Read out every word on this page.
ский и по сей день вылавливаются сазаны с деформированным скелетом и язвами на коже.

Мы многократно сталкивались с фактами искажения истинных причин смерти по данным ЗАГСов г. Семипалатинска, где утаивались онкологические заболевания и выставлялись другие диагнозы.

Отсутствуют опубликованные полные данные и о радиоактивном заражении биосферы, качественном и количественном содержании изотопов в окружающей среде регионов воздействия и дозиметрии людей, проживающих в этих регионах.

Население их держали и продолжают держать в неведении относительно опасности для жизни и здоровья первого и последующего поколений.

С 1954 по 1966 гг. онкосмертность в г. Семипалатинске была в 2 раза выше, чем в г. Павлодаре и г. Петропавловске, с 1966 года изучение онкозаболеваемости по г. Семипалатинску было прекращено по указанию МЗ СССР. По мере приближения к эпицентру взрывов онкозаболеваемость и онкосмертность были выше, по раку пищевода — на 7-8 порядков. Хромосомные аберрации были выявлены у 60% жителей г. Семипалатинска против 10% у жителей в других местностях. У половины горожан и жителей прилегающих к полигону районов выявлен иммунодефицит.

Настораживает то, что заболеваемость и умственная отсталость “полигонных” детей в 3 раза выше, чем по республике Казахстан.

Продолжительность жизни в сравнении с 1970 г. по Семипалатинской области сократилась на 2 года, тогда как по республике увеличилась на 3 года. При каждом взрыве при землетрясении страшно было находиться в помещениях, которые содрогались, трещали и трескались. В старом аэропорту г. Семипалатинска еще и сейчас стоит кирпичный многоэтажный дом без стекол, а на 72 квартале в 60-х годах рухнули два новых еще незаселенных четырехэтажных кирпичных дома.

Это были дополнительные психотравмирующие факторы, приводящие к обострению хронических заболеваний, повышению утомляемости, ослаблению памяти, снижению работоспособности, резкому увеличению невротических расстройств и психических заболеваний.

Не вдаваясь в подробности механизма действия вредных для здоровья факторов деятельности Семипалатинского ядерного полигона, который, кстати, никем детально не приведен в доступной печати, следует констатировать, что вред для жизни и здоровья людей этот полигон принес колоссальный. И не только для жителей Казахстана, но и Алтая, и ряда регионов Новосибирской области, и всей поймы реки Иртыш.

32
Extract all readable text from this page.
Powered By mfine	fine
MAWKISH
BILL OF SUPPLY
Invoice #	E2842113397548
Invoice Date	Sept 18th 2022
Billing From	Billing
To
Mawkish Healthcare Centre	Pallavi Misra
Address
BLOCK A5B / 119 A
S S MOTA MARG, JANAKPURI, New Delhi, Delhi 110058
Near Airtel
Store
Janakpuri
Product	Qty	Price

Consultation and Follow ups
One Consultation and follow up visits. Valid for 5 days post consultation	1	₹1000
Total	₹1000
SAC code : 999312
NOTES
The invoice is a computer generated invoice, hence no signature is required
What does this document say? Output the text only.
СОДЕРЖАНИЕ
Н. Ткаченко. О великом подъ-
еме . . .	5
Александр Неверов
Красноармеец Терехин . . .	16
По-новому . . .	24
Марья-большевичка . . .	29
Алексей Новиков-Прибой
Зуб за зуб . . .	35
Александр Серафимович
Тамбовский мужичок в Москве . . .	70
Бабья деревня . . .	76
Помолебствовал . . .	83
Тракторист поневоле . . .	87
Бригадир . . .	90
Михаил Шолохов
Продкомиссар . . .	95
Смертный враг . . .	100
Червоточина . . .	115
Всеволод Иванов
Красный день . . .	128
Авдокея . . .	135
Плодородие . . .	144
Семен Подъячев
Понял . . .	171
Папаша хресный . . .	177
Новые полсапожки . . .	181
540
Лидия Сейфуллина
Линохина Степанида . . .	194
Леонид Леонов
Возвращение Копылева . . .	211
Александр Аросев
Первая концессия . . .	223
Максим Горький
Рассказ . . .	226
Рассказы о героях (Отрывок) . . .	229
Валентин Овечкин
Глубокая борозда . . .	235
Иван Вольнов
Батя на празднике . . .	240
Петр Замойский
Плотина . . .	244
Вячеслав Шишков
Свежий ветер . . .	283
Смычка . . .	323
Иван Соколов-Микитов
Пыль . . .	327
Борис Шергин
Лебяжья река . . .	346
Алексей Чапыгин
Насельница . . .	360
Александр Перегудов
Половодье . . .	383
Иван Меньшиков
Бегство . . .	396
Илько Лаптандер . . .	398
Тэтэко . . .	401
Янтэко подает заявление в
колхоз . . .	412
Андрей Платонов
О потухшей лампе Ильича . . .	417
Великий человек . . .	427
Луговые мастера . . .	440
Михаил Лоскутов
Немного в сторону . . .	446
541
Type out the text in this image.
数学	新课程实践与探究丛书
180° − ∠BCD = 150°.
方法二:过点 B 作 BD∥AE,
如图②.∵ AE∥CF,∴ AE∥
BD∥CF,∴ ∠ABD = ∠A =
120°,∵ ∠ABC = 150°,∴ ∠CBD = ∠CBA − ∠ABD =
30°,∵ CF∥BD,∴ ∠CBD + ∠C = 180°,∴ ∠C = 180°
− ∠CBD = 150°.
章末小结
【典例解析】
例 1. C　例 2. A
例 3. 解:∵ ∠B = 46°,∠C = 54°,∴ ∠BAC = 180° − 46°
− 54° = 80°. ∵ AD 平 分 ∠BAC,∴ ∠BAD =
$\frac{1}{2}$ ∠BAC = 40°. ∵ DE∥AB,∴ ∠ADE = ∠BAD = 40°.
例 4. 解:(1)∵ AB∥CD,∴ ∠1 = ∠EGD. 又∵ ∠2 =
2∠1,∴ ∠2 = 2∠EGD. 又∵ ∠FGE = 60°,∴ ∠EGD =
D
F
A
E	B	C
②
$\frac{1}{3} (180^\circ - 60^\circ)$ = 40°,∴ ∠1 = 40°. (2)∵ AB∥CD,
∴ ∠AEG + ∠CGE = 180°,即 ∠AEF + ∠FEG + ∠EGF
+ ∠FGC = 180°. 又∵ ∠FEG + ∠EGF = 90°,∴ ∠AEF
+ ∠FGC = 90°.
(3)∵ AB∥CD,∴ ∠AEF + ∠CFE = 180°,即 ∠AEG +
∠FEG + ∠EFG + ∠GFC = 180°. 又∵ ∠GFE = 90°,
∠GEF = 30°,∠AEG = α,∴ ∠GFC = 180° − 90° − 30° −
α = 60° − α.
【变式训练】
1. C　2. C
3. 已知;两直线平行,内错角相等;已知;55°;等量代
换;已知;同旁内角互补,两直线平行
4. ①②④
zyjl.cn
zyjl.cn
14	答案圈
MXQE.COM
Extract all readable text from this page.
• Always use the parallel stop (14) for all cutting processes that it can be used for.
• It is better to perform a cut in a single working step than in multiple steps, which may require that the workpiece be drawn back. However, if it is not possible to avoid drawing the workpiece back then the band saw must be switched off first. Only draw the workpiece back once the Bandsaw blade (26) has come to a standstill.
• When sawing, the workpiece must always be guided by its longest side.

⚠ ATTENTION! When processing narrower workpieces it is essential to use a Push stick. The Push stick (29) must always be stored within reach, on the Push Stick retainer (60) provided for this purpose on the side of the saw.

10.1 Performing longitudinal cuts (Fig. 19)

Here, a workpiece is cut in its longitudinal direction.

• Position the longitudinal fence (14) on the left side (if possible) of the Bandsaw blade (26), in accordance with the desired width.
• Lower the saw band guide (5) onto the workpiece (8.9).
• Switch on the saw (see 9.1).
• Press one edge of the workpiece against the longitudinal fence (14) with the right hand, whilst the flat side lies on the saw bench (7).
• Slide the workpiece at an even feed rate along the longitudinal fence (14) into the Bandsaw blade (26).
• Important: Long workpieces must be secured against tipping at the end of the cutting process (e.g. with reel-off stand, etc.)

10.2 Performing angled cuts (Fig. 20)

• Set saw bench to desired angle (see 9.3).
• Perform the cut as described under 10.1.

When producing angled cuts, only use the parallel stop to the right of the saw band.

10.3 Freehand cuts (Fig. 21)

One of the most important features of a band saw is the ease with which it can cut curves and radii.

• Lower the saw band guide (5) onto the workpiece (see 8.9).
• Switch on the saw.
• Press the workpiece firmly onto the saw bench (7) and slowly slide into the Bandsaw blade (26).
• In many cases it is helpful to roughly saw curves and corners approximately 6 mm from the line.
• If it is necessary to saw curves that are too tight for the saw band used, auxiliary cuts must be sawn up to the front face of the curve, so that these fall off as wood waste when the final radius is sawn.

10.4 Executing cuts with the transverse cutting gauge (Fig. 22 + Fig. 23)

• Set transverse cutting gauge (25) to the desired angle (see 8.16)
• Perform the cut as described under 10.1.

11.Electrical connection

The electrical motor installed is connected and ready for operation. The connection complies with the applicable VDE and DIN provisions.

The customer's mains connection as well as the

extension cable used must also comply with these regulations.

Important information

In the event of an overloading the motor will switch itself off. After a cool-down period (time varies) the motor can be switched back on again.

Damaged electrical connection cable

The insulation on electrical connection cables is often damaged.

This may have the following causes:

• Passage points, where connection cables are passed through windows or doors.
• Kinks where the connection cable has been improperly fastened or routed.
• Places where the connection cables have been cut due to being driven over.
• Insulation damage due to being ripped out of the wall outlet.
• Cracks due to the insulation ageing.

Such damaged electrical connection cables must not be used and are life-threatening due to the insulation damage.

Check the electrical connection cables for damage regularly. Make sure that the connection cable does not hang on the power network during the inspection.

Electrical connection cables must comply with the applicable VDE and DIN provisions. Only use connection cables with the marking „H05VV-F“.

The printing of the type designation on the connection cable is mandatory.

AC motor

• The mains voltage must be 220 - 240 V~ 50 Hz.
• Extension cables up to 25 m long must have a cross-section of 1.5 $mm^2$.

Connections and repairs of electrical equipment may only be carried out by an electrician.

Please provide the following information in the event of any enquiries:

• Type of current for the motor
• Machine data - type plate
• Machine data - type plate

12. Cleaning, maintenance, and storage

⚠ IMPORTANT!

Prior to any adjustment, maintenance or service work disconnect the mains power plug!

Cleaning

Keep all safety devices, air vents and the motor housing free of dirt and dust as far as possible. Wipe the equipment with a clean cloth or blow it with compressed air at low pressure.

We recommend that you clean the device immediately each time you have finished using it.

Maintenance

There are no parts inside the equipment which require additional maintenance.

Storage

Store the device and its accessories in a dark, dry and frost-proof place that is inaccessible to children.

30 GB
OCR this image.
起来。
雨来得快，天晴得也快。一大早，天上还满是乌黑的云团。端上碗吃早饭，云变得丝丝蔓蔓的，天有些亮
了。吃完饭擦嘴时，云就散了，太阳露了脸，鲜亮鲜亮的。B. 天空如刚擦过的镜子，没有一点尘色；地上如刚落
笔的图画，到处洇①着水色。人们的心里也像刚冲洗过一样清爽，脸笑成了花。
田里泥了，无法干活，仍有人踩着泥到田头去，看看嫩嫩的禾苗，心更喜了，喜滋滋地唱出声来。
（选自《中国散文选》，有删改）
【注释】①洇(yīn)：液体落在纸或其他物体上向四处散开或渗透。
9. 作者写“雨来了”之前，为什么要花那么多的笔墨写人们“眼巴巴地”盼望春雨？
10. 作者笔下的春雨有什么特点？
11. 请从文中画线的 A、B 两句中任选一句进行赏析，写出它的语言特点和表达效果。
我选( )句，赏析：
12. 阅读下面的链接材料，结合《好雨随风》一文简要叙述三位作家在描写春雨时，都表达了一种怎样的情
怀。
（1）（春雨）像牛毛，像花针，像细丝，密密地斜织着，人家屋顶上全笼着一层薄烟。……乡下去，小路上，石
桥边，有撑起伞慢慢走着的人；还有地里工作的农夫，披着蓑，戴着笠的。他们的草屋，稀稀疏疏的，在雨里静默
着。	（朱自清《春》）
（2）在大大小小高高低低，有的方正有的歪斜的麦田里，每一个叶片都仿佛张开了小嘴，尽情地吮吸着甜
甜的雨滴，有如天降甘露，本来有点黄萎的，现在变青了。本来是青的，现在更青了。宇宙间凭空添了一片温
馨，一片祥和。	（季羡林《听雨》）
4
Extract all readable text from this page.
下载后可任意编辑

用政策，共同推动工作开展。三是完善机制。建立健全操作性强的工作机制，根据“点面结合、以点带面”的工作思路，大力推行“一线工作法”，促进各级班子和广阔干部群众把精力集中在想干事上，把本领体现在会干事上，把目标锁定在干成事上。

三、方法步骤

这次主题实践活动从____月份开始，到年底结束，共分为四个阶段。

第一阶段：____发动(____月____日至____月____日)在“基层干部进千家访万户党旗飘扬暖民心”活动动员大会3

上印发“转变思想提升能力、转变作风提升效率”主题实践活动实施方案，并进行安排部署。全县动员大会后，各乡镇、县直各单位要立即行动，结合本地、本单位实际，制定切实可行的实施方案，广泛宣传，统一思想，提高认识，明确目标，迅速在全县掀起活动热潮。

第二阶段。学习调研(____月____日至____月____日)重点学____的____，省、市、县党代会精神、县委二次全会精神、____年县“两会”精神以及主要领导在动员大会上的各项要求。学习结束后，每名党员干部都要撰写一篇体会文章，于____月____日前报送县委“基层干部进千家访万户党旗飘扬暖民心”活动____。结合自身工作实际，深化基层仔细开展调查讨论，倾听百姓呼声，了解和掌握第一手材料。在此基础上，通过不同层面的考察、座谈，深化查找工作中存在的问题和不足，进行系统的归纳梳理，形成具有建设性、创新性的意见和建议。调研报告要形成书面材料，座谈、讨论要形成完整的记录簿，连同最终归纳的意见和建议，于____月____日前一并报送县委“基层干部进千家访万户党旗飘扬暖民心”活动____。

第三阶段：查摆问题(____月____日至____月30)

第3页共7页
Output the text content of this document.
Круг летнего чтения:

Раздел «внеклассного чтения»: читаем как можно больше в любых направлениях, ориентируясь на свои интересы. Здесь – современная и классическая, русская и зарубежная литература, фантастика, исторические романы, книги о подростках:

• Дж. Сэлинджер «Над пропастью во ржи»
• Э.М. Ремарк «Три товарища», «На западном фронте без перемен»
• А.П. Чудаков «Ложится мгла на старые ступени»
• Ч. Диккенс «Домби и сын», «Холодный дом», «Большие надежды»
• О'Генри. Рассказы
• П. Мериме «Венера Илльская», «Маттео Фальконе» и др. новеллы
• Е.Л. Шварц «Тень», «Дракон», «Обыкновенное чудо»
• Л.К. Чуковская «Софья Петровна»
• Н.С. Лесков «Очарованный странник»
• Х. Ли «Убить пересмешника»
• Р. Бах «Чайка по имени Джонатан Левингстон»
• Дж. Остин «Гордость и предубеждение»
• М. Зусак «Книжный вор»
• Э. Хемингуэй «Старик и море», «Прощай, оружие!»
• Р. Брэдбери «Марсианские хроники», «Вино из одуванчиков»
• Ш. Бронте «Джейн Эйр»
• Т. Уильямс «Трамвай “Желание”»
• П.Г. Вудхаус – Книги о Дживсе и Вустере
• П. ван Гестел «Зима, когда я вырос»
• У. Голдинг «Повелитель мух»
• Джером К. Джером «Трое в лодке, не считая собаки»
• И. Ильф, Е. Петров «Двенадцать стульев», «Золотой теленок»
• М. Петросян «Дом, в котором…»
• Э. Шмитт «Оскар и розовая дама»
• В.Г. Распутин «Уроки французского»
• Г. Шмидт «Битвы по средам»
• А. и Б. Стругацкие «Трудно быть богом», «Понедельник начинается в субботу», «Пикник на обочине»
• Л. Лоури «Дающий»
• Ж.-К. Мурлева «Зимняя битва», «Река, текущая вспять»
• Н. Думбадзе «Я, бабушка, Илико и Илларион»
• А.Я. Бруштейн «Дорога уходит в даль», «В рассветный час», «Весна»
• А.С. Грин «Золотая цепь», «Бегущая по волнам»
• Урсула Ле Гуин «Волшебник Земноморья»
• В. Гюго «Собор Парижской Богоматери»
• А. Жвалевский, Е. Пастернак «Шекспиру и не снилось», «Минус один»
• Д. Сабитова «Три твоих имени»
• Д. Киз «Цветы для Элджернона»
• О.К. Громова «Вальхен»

------

§ WRITTEN REQUEST
Nothing but the lines from the one with "Output the text content of this document." through the end of the data above should be repeated, each exactly as it stands.

§ RESPONSE TO THIS TASK
Output the text content of this document.
Круг летнего чтения:

Раздел «внеклассного чтения»: читаем как можно больше в любых направлениях, ориентируясь на свои интересы. Здесь – современная и классическая, русская и зарубежная литература, фантастика, исторические романы, книги о подростках:

• Дж. Сэлинджер «Над пропастью во ржи»
• Э.М. Ремарк «Три товарища», «На западном фронте без перемен»
• А.П. Чудаков «Ложится мгла на старые ступени»
• Ч. Диккенс «Домби и сын», «Холодный дом», «Большие надежды»
• О'Генри. Рассказы
• П. Мериме «Венера Илльская», «Маттео Фальконе» и др. новеллы
• Е.Л. Шварц «Тень», «Дракон», «Обыкновенное чудо»
• Л.К. Чуковская «Софья Петровна»
• Н.С. Лесков «Очарованный странник»
• Х. Ли «Убить пересмешника»
• Р. Бах «Чайка по имени Джонатан Левингстон»
• Дж. Остин «Гордость и предубеждение»
• М. Зусак «Книжный вор»
• Э. Хемингуэй «Старик и море», «Прощай, оружие!»
• Р. Брэдбери «Марсианские хроники», «Вино из одуванчиков»
• Ш. Бронте «Джейн Эйр»
• Т. Уильямс «Трамвай “Желание”»
• П.Г. Вудхаус – Книги о Дживсе и Вустере
• П. ван Гестел «Зима, когда я вырос»
• У. Голдинг «Повелитель мух»
• Джером К. Джером «Трое в лодке, не считая собаки»
• И. Ильф, Е. Петров «Двенадцать стульев», «Золотой теленок»
• М. Петросян «Дом, в котором…»
• Э. Шмитт «Оскар и розовая дама»
• В.Г. Распутин «Уроки французского»
• Г. Шмидт «Битвы по средам»
• А. и Б. Стругацкие «Трудно быть богом», «Понедельник начинается в субботу», «Пикник на обочине»
• Л. Лоури «Дающий»
• Ж.-К. Мурлева «Зимняя битва», «Река, текущая вспять»
• Н. Думбадзе «Я, бабушка, Илико и Илларион»
• А.Я. Бруштейн «Дорога уходит в даль», «В рассветный час», «Весна»
• А.С. Грин «Золотая цепь», «Бегущая по волнам»
• Урсула Ле Гуин «Волшебник Земноморья»
• В. Гюго «Собор Парижской Богоматери»
• А. Жвалевский, Е. Пастернак «Шекспиру и не снилось», «Минус один»
• Д. Сабитова «Три твоих имени»
• Д. Киз «Цветы для Элджернона»
• О.К. Громова «Вальхен»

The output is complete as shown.